Work required =
Retype the material below. Keep every word exactly as it is.

Available records =
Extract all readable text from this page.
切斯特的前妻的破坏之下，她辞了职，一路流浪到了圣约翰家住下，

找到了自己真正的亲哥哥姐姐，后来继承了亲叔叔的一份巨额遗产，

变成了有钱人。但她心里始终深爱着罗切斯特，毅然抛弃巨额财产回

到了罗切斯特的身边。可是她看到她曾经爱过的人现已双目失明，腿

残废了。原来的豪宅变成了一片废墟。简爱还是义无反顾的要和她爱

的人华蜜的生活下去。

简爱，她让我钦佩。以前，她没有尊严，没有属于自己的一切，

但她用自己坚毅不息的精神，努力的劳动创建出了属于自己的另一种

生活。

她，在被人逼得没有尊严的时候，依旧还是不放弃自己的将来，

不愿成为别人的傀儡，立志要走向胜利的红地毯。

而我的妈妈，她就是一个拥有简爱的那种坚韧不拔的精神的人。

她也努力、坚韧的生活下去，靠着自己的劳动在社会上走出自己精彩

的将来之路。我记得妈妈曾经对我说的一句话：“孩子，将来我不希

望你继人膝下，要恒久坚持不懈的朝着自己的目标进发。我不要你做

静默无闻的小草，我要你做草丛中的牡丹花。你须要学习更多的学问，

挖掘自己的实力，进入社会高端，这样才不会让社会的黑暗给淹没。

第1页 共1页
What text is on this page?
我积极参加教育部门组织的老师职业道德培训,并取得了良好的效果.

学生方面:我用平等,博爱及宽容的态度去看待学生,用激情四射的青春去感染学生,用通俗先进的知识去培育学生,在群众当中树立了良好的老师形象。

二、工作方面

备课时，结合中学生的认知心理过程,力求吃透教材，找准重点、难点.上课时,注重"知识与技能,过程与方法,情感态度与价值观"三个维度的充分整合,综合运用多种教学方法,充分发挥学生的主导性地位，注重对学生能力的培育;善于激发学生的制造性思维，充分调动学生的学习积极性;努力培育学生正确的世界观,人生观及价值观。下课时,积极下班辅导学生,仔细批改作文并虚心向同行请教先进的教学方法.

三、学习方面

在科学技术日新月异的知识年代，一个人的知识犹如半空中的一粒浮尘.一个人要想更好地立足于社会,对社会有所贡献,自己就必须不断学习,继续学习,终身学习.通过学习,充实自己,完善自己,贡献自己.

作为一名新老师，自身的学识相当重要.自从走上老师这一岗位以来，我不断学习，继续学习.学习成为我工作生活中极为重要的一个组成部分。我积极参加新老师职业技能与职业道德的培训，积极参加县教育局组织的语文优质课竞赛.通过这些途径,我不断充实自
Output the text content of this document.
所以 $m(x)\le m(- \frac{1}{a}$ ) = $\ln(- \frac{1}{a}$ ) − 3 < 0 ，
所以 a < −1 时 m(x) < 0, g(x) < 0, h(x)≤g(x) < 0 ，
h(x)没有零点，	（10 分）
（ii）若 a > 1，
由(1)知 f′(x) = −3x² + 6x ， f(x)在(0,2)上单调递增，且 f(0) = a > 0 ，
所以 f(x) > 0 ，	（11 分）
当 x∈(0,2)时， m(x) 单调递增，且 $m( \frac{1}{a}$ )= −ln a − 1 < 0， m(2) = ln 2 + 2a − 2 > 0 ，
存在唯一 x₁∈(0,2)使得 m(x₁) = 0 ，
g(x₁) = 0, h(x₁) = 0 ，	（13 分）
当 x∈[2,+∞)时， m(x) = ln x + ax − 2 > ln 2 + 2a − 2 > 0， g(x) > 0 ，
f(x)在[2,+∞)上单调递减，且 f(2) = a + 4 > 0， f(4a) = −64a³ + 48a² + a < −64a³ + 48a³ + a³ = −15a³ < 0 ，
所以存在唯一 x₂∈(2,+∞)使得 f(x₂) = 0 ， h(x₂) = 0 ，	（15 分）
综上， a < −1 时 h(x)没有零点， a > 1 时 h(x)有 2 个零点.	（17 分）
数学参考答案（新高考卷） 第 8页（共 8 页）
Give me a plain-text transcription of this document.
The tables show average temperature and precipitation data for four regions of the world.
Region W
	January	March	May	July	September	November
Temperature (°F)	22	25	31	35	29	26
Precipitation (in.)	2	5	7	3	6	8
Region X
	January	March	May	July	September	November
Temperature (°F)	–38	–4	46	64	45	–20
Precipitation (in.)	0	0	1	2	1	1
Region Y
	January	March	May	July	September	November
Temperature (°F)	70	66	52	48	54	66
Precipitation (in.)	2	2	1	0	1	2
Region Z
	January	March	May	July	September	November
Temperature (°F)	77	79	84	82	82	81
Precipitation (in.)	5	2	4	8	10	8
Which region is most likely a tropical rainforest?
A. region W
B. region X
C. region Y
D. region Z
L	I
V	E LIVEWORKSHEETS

Exercise output =
Extract all readable text from this page.
切斯特的前妻的破坏之下，她辞了职，一路流浪到了圣约翰家住下，

找到了自己真正的亲哥哥姐姐，后来继承了亲叔叔的一份巨额遗产，

变成了有钱人。但她心里始终深爱着罗切斯特，毅然抛弃巨额财产回

到了罗切斯特的身边。可是她看到她曾经爱过的人现已双目失明，腿

残废了。原来的豪宅变成了一片废墟。简爱还是义无反顾的要和她爱

的人华蜜的生活下去。

简爱，她让我钦佩。以前，她没有尊严，没有属于自己的一切，

但她用自己坚毅不息的精神，努力的劳动创建出了属于自己的另一种

生活。

她，在被人逼得没有尊严的时候，依旧还是不放弃自己的将来，

不愿成为别人的傀儡，立志要走向胜利的红地毯。

而我的妈妈，她就是一个拥有简爱的那种坚韧不拔的精神的人。

她也努力、坚韧的生活下去，靠着自己的劳动在社会上走出自己精彩

的将来之路。我记得妈妈曾经对我说的一句话：“孩子，将来我不希

望你继人膝下，要恒久坚持不懈的朝着自己的目标进发。我不要你做

静默无闻的小草，我要你做草丛中的牡丹花。你须要学习更多的学问，

挖掘自己的实力，进入社会高端，这样才不会让社会的黑暗给淹没。

第1页 共1页
What text is on this page?
我积极参加教育部门组织的老师职业道德培训,并取得了良好的效果.

学生方面:我用平等,博爱及宽容的态度去看待学生,用激情四射的青春去感染学生,用通俗先进的知识去培育学生,在群众当中树立了良好的老师形象。

二、工作方面

备课时，结合中学生的认知心理过程,力求吃透教材，找准重点、难点.上课时,注重"知识与技能,过程与方法,情感态度与价值观"三个维度的充分整合,综合运用多种教学方法,充分发挥学生的主导性地位，注重对学生能力的培育;善于激发学生的制造性思维，充分调动学生的学习积极性;努力培育学生正确的世界观,人生观及价值观。下课时,积极下班辅导学生,仔细批改作文并虚心向同行请教先进的教学方法.

三、学习方面

在科学技术日新月异的知识年代，一个人的知识犹如半空中的一粒浮尘.一个人要想更好地立足于社会,对社会有所贡献,自己就必须不断学习,继续学习,终身学习.通过学习,充实自己,完善自己,贡献自己.

作为一名新老师，自身的学识相当重要.自从走上老师这一岗位以来，我不断学习，继续学习.学习成为我工作生活中极为重要的一个组成部分。我积极参加新老师职业技能与职业道德的培训，积极参加县教育局组织的语文优质课竞赛.通过这些途径,我不断充实自
Output the text content of this document.
所以 $m(x)\le m(- \frac{1}{a}$ ) = $\ln(- \frac{1}{a}$ ) − 3 < 0 ，
所以 a < −1 时 m(x) < 0, g(x) < 0, h(x)≤g(x) < 0 ，
h(x)没有零点，	（10 分）
（ii）若 a > 1，
由(1)知 f′(x) = −3x² + 6x ， f(x)在(0,2)上单调递增，且 f(0) = a > 0 ，
所以 f(x) > 0 ，	（11 分）
当 x∈(0,2)时， m(x) 单调递增，且 $m( \frac{1}{a}$ )= −ln a − 1 < 0， m(2) = ln 2 + 2a − 2 > 0 ，
存在唯一 x₁∈(0,2)使得 m(x₁) = 0 ，
g(x₁) = 0, h(x₁) = 0 ，	（13 分）
当 x∈[2,+∞)时， m(x) = ln x + ax − 2 > ln 2 + 2a − 2 > 0， g(x) > 0 ，
f(x)在[2,+∞)上单调递减，且 f(2) = a + 4 > 0， f(4a) = −64a³ + 48a² + a < −64a³ + 48a³ + a³ = −15a³ < 0 ，
所以存在唯一 x₂∈(2,+∞)使得 f(x₂) = 0 ， h(x₂) = 0 ，	（15 分）
综上， a < −1 时 h(x)没有零点， a > 1 时 h(x)有 2 个零点.	（17 分）
数学参考答案（新高考卷） 第 8页（共 8 页）
Give me a plain-text transcription of this document.
The tables show average temperature and precipitation data for four regions of the world.
Region W
	January	March	May	July	September	November
Temperature (°F)	22	25	31	35	29	26
Precipitation (in.)	2	5	7	3	6	8
Region X
	January	March	May	July	September	November
Temperature (°F)	–38	–4	46	64	45	–20
Precipitation (in.)	0	0	1	2	1	1
Region Y
	January	March	May	July	September	November
Temperature (°F)	70	66	52	48	54	66
Precipitation (in.)	2	2	1	0	1	2
Region Z
	January	March	May	July	September	November
Temperature (°F)	77	79	84	82	82	81
Precipitation (in.)	5	2	4	8	10	8
Which region is most likely a tropical rainforest?
A. region W
B. region X
C. region Y
D. region Z
L	I
V	E LIVEWORKSHEETS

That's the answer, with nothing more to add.